* _To do_: You are to retype all of the data exactly as it appears.

::: Information supplied :::

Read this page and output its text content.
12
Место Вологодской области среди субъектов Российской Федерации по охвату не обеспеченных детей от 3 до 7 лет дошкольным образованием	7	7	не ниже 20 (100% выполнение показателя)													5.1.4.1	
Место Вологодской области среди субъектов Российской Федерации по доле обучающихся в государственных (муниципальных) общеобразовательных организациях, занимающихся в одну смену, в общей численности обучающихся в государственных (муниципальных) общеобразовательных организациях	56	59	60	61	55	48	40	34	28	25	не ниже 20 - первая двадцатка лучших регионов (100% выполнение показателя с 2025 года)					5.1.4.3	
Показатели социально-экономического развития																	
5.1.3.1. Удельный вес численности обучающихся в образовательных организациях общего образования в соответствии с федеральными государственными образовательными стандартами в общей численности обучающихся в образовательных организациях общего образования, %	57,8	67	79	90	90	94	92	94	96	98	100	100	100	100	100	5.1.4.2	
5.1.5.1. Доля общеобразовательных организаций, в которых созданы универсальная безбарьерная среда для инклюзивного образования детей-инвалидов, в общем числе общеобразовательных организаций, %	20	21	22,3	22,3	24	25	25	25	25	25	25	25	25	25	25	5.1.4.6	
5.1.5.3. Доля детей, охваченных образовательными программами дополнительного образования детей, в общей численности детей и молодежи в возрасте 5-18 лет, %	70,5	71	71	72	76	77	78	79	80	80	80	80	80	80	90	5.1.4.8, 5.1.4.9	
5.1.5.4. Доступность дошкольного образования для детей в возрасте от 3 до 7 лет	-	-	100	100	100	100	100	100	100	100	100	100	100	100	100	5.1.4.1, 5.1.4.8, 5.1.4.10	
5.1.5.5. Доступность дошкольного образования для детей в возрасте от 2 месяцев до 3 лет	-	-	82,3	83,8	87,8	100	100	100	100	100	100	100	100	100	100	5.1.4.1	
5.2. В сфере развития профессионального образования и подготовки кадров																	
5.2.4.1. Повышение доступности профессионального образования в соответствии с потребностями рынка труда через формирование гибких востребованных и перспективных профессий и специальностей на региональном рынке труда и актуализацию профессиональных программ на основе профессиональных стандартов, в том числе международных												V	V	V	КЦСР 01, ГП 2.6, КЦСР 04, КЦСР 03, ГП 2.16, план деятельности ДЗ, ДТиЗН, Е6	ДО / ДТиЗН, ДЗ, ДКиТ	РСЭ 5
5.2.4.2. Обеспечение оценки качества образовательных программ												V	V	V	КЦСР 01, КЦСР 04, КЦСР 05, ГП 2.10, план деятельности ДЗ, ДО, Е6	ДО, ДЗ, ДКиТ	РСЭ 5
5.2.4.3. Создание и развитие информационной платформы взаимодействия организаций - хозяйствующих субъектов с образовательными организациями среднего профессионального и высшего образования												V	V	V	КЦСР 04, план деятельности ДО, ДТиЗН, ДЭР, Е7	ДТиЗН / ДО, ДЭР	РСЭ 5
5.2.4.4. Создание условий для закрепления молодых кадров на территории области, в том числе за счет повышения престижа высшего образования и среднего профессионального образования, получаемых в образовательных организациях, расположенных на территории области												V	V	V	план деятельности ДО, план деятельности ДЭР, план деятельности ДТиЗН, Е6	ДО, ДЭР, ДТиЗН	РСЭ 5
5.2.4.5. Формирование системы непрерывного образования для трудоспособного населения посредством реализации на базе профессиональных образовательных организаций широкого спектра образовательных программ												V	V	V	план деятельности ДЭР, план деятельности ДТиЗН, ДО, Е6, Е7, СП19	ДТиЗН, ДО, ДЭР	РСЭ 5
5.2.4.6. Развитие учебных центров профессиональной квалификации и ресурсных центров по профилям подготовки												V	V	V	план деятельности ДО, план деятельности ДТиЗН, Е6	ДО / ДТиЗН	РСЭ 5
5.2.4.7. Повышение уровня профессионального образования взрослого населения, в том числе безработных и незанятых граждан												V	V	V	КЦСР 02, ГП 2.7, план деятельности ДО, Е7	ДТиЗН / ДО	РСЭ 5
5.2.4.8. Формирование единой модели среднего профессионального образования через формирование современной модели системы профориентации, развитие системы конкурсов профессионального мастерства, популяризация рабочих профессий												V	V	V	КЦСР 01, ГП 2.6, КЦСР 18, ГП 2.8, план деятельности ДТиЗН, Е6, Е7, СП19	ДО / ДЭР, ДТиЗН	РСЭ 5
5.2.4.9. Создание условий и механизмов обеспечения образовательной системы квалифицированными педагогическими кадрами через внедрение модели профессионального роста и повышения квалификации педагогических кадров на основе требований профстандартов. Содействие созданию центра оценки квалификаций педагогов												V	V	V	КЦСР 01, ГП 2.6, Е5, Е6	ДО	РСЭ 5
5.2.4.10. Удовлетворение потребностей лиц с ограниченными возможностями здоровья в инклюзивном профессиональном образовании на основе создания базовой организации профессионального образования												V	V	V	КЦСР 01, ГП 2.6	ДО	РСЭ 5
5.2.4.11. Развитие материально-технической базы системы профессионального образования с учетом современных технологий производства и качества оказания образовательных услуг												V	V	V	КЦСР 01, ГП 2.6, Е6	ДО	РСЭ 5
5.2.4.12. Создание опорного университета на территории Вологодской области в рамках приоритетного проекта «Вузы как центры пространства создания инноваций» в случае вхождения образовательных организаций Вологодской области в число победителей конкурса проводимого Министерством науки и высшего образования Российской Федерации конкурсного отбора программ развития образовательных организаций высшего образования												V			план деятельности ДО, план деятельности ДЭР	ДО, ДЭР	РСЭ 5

:::

* _Correct response_:
Read this page and output its text content.
12
Место Вологодской области среди субъектов Российской Федерации по охвату не обеспеченных детей от 3 до 7 лет дошкольным образованием	7	7	не ниже 20 (100% выполнение показателя)													5.1.4.1	
Место Вологодской области среди субъектов Российской Федерации по доле обучающихся в государственных (муниципальных) общеобразовательных организациях, занимающихся в одну смену, в общей численности обучающихся в государственных (муниципальных) общеобразовательных организациях	56	59	60	61	55	48	40	34	28	25	не ниже 20 - первая двадцатка лучших регионов (100% выполнение показателя с 2025 года)					5.1.4.3	
Показатели социально-экономического развития																	
5.1.3.1. Удельный вес численности обучающихся в образовательных организациях общего образования в соответствии с федеральными государственными образовательными стандартами в общей численности обучающихся в образовательных организациях общего образования, %	57,8	67	79	90	90	94	92	94	96	98	100	100	100	100	100	5.1.4.2	
5.1.5.1. Доля общеобразовательных организаций, в которых созданы универсальная безбарьерная среда для инклюзивного образования детей-инвалидов, в общем числе общеобразовательных организаций, %	20	21	22,3	22,3	24	25	25	25	25	25	25	25	25	25	25	5.1.4.6	
5.1.5.3. Доля детей, охваченных образовательными программами дополнительного образования детей, в общей численности детей и молодежи в возрасте 5-18 лет, %	70,5	71	71	72	76	77	78	79	80	80	80	80	80	80	90	5.1.4.8, 5.1.4.9	
5.1.5.4. Доступность дошкольного образования для детей в возрасте от 3 до 7 лет	-	-	100	100	100	100	100	100	100	100	100	100	100	100	100	5.1.4.1, 5.1.4.8, 5.1.4.10	
5.1.5.5. Доступность дошкольного образования для детей в возрасте от 2 месяцев до 3 лет	-	-	82,3	83,8	87,8	100	100	100	100	100	100	100	100	100	100	5.1.4.1	
5.2. В сфере развития профессионального образования и подготовки кадров																	
5.2.4.1. Повышение доступности профессионального образования в соответствии с потребностями рынка труда через формирование гибких востребованных и перспективных профессий и специальностей на региональном рынке труда и актуализацию профессиональных программ на основе профессиональных стандартов, в том числе международных												V	V	V	КЦСР 01, ГП 2.6, КЦСР 04, КЦСР 03, ГП 2.16, план деятельности ДЗ, ДТиЗН, Е6	ДО / ДТиЗН, ДЗ, ДКиТ	РСЭ 5
5.2.4.2. Обеспечение оценки качества образовательных программ												V	V	V	КЦСР 01, КЦСР 04, КЦСР 05, ГП 2.10, план деятельности ДЗ, ДО, Е6	ДО, ДЗ, ДКиТ	РСЭ 5
5.2.4.3. Создание и развитие информационной платформы взаимодействия организаций - хозяйствующих субъектов с образовательными организациями среднего профессионального и высшего образования												V	V	V	КЦСР 04, план деятельности ДО, ДТиЗН, ДЭР, Е7	ДТиЗН / ДО, ДЭР	РСЭ 5
5.2.4.4. Создание условий для закрепления молодых кадров на территории области, в том числе за счет повышения престижа высшего образования и среднего профессионального образования, получаемых в образовательных организациях, расположенных на территории области												V	V	V	план деятельности ДО, план деятельности ДЭР, план деятельности ДТиЗН, Е6	ДО, ДЭР, ДТиЗН	РСЭ 5
5.2.4.5. Формирование системы непрерывного образования для трудоспособного населения посредством реализации на базе профессиональных образовательных организаций широкого спектра образовательных программ												V	V	V	план деятельности ДЭР, план деятельности ДТиЗН, ДО, Е6, Е7, СП19	ДТиЗН, ДО, ДЭР	РСЭ 5
5.2.4.6. Развитие учебных центров профессиональной квалификации и ресурсных центров по профилям подготовки												V	V	V	план деятельности ДО, план деятельности ДТиЗН, Е6	ДО / ДТиЗН	РСЭ 5
5.2.4.7. Повышение уровня профессионального образования взрослого населения, в том числе безработных и незанятых граждан												V	V	V	КЦСР 02, ГП 2.7, план деятельности ДО, Е7	ДТиЗН / ДО	РСЭ 5
5.2.4.8. Формирование единой модели среднего профессионального образования через формирование современной модели системы профориентации, развитие системы конкурсов профессионального мастерства, популяризация рабочих профессий												V	V	V	КЦСР 01, ГП 2.6, КЦСР 18, ГП 2.8, план деятельности ДТиЗН, Е6, Е7, СП19	ДО / ДЭР, ДТиЗН	РСЭ 5
5.2.4.9. Создание условий и механизмов обеспечения образовательной системы квалифицированными педагогическими кадрами через внедрение модели профессионального роста и повышения квалификации педагогических кадров на основе требований профстандартов. Содействие созданию центра оценки квалификаций педагогов												V	V	V	КЦСР 01, ГП 2.6, Е5, Е6	ДО	РСЭ 5
5.2.4.10. Удовлетворение потребностей лиц с ограниченными возможностями здоровья в инклюзивном профессиональном образовании на основе создания базовой организации профессионального образования												V	V	V	КЦСР 01, ГП 2.6	ДО	РСЭ 5
5.2.4.11. Развитие материально-технической базы системы профессионального образования с учетом современных технологий производства и качества оказания образовательных услуг												V	V	V	КЦСР 01, ГП 2.6, Е6	ДО	РСЭ 5
5.2.4.12. Создание опорного университета на территории Вологодской области в рамках приоритетного проекта «Вузы как центры пространства создания инноваций» в случае вхождения образовательных организаций Вологодской области в число победителей конкурса проводимого Министерством науки и высшего образования Российской Федерации конкурсного отбора программ развития образовательных организаций высшего образования												V			план деятельности ДО, план деятельности ДЭР	ДО, ДЭР	РСЭ 5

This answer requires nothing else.